(Exercise task): Without the pictures, copy the entries below word for word.

(Records for the exercise):

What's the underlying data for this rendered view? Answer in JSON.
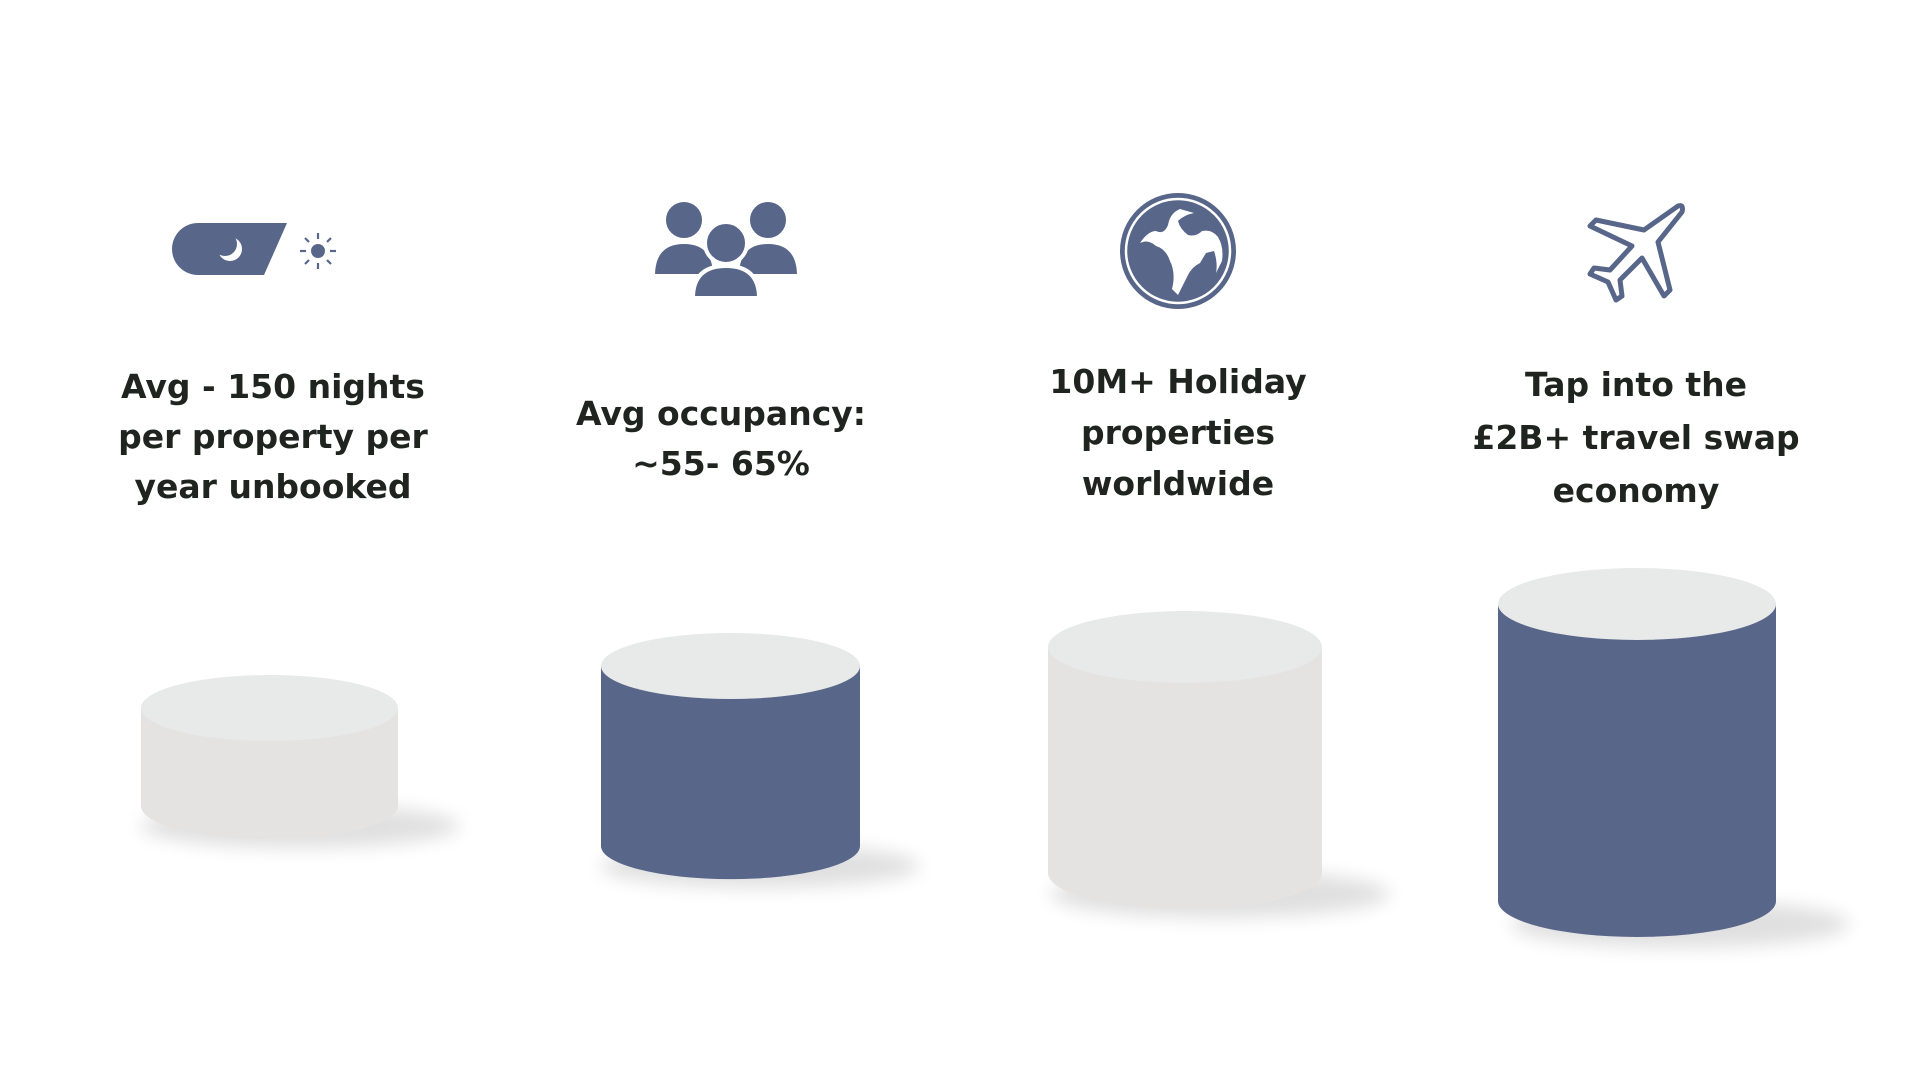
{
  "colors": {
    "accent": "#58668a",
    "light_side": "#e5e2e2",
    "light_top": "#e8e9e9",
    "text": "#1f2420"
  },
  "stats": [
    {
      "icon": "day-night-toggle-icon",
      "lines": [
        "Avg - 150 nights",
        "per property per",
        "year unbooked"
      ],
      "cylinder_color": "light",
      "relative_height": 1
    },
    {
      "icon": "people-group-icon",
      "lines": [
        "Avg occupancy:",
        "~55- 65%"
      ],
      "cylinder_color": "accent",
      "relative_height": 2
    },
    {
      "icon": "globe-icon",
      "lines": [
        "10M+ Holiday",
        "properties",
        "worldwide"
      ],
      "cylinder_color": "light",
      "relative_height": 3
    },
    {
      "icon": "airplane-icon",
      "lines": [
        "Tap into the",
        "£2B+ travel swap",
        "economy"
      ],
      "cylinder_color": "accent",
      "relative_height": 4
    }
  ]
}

(Right answer):
What's the underlying data for this rendered view? Answer in JSON.
{
  "colors": {
    "accent": "#58668a",
    "light_side": "#e5e2e2",
    "light_top": "#e8e9e9",
    "text": "#1f2420"
  },
  "stats": [
    {
      "icon": "day-night-toggle-icon",
      "lines": [
        "Avg - 150 nights",
        "per property per",
        "year unbooked"
      ],
      "cylinder_color": "light",
      "relative_height": 1
    },
    {
      "icon": "people-group-icon",
      "lines": [
        "Avg occupancy:",
        "~55- 65%"
      ],
      "cylinder_color": "accent",
      "relative_height": 2
    },
    {
      "icon": "globe-icon",
      "lines": [
        "10M+ Holiday",
        "properties",
        "worldwide"
      ],
      "cylinder_color": "light",
      "relative_height": 3
    },
    {
      "icon": "airplane-icon",
      "lines": [
        "Tap into the",
        "£2B+ travel swap",
        "economy"
      ],
      "cylinder_color": "accent",
      "relative_height": 4
    }
  ]
}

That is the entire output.